START

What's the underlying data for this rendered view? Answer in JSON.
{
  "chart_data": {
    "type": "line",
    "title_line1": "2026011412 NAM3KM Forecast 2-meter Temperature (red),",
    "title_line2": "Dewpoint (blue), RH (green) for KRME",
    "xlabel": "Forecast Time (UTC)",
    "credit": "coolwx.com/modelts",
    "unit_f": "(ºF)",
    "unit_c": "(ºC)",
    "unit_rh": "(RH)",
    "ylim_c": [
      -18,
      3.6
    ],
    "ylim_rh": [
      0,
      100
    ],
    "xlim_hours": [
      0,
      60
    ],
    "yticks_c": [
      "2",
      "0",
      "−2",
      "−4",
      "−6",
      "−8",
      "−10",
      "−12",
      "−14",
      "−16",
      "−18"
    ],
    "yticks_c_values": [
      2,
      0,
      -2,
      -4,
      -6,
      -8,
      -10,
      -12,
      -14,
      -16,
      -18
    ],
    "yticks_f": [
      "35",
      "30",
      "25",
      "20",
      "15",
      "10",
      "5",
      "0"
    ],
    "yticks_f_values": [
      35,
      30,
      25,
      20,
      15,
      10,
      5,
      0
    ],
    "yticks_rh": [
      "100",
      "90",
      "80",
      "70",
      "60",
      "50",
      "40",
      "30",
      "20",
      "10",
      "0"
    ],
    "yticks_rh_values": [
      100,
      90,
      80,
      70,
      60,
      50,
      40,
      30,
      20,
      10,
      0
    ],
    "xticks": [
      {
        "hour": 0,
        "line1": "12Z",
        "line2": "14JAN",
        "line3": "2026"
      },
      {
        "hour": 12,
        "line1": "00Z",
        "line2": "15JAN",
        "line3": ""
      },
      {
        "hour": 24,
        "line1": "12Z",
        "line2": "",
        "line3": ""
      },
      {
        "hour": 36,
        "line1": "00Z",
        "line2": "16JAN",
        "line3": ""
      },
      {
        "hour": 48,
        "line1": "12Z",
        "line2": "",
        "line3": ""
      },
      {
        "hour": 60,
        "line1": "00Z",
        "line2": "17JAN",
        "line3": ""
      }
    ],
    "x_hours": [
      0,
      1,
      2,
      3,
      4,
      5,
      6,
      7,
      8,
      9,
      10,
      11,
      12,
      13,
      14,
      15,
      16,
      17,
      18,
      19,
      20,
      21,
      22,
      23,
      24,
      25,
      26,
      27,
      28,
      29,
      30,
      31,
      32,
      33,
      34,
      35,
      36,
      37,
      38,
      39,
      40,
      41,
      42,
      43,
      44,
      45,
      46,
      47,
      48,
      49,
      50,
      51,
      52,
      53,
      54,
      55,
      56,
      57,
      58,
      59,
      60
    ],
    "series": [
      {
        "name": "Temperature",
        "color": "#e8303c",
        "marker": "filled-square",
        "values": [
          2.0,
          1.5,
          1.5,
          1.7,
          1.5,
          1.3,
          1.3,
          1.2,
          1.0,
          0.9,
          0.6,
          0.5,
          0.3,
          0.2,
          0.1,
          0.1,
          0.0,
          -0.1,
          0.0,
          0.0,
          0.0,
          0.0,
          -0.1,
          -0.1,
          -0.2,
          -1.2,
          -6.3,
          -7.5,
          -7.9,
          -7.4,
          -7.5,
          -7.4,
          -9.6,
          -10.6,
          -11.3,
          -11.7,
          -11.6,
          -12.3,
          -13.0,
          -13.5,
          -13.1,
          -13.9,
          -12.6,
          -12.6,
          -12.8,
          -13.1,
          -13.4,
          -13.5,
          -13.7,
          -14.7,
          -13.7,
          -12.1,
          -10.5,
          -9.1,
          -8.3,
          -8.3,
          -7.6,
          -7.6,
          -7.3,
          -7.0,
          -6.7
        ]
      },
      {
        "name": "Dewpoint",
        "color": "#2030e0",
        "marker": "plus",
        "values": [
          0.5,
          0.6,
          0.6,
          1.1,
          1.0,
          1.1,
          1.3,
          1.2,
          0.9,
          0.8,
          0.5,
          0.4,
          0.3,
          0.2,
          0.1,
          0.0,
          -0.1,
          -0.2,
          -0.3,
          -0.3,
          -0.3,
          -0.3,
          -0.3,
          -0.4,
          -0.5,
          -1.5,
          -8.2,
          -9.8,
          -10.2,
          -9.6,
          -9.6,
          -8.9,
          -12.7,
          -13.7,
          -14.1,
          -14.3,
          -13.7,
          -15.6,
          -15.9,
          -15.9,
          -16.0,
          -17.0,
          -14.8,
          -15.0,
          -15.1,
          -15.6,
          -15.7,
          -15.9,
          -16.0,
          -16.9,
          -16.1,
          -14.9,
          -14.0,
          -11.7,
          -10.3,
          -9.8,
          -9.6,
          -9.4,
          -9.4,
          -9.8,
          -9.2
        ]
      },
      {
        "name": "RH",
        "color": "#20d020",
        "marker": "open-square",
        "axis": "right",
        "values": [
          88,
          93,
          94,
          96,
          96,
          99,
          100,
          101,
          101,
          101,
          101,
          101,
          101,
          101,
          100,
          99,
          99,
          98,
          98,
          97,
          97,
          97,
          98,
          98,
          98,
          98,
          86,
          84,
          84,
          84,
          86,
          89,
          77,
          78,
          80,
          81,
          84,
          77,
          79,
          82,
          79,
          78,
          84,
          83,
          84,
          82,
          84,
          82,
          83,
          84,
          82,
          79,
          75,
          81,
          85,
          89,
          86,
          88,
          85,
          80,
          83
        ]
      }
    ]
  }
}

END

• _Exercise requirements_
Your task is to repeat every line exactly.

• _Full response_
What's the underlying data for this rendered view? Answer in JSON.
{
  "chart_data": {
    "type": "line",
    "title_line1": "2026011412 NAM3KM Forecast 2-meter Temperature (red),",
    "title_line2": "Dewpoint (blue), RH (green) for KRME",
    "xlabel": "Forecast Time (UTC)",
    "credit": "coolwx.com/modelts",
    "unit_f": "(ºF)",
    "unit_c": "(ºC)",
    "unit_rh": "(RH)",
    "ylim_c": [
      -18,
      3.6
    ],
    "ylim_rh": [
      0,
      100
    ],
    "xlim_hours": [
      0,
      60
    ],
    "yticks_c": [
      "2",
      "0",
      "−2",
      "−4",
      "−6",
      "−8",
      "−10",
      "−12",
      "−14",
      "−16",
      "−18"
    ],
    "yticks_c_values": [
      2,
      0,
      -2,
      -4,
      -6,
      -8,
      -10,
      -12,
      -14,
      -16,
      -18
    ],
    "yticks_f": [
      "35",
      "30",
      "25",
      "20",
      "15",
      "10",
      "5",
      "0"
    ],
    "yticks_f_values": [
      35,
      30,
      25,
      20,
      15,
      10,
      5,
      0
    ],
    "yticks_rh": [
      "100",
      "90",
      "80",
      "70",
      "60",
      "50",
      "40",
      "30",
      "20",
      "10",
      "0"
    ],
    "yticks_rh_values": [
      100,
      90,
      80,
      70,
      60,
      50,
      40,
      30,
      20,
      10,
      0
    ],
    "xticks": [
      {
        "hour": 0,
        "line1": "12Z",
        "line2": "14JAN",
        "line3": "2026"
      },
      {
        "hour": 12,
        "line1": "00Z",
        "line2": "15JAN",
        "line3": ""
      },
      {
        "hour": 24,
        "line1": "12Z",
        "line2": "",
        "line3": ""
      },
      {
        "hour": 36,
        "line1": "00Z",
        "line2": "16JAN",
        "line3": ""
      },
      {
        "hour": 48,
        "line1": "12Z",
        "line2": "",
        "line3": ""
      },
      {
        "hour": 60,
        "line1": "00Z",
        "line2": "17JAN",
        "line3": ""
      }
    ],
    "x_hours": [
      0,
      1,
      2,
      3,
      4,
      5,
      6,
      7,
      8,
      9,
      10,
      11,
      12,
      13,
      14,
      15,
      16,
      17,
      18,
      19,
      20,
      21,
      22,
      23,
      24,
      25,
      26,
      27,
      28,
      29,
      30,
      31,
      32,
      33,
      34,
      35,
      36,
      37,
      38,
      39,
      40,
      41,
      42,
      43,
      44,
      45,
      46,
      47,
      48,
      49,
      50,
      51,
      52,
      53,
      54,
      55,
      56,
      57,
      58,
      59,
      60
    ],
    "series": [
      {
        "name": "Temperature",
        "color": "#e8303c",
        "marker": "filled-square",
        "values": [
          2.0,
          1.5,
          1.5,
          1.7,
          1.5,
          1.3,
          1.3,
          1.2,
          1.0,
          0.9,
          0.6,
          0.5,
          0.3,
          0.2,
          0.1,
          0.1,
          0.0,
          -0.1,
          0.0,
          0.0,
          0.0,
          0.0,
          -0.1,
          -0.1,
          -0.2,
          -1.2,
          -6.3,
          -7.5,
          -7.9,
          -7.4,
          -7.5,
          -7.4,
          -9.6,
          -10.6,
          -11.3,
          -11.7,
          -11.6,
          -12.3,
          -13.0,
          -13.5,
          -13.1,
          -13.9,
          -12.6,
          -12.6,
          -12.8,
          -13.1,
          -13.4,
          -13.5,
          -13.7,
          -14.7,
          -13.7,
          -12.1,
          -10.5,
          -9.1,
          -8.3,
          -8.3,
          -7.6,
          -7.6,
          -7.3,
          -7.0,
          -6.7
        ]
      },
      {
        "name": "Dewpoint",
        "color": "#2030e0",
        "marker": "plus",
        "values": [
          0.5,
          0.6,
          0.6,
          1.1,
          1.0,
          1.1,
          1.3,
          1.2,
          0.9,
          0.8,
          0.5,
          0.4,
          0.3,
          0.2,
          0.1,
          0.0,
          -0.1,
          -0.2,
          -0.3,
          -0.3,
          -0.3,
          -0.3,
          -0.3,
          -0.4,
          -0.5,
          -1.5,
          -8.2,
          -9.8,
          -10.2,
          -9.6,
          -9.6,
          -8.9,
          -12.7,
          -13.7,
          -14.1,
          -14.3,
          -13.7,
          -15.6,
          -15.9,
          -15.9,
          -16.0,
          -17.0,
          -14.8,
          -15.0,
          -15.1,
          -15.6,
          -15.7,
          -15.9,
          -16.0,
          -16.9,
          -16.1,
          -14.9,
          -14.0,
          -11.7,
          -10.3,
          -9.8,
          -9.6,
          -9.4,
          -9.4,
          -9.8,
          -9.2
        ]
      },
      {
        "name": "RH",
        "color": "#20d020",
        "marker": "open-square",
        "axis": "right",
        "values": [
          88,
          93,
          94,
          96,
          96,
          99,
          100,
          101,
          101,
          101,
          101,
          101,
          101,
          101,
          100,
          99,
          99,
          98,
          98,
          97,
          97,
          97,
          98,
          98,
          98,
          98,
          86,
          84,
          84,
          84,
          86,
          89,
          77,
          78,
          80,
          81,
          84,
          77,
          79,
          82,
          79,
          78,
          84,
          83,
          84,
          82,
          84,
          82,
          83,
          84,
          82,
          79,
          75,
          81,
          85,
          89,
          86,
          88,
          85,
          80,
          83
        ]
      }
    ]
  }
}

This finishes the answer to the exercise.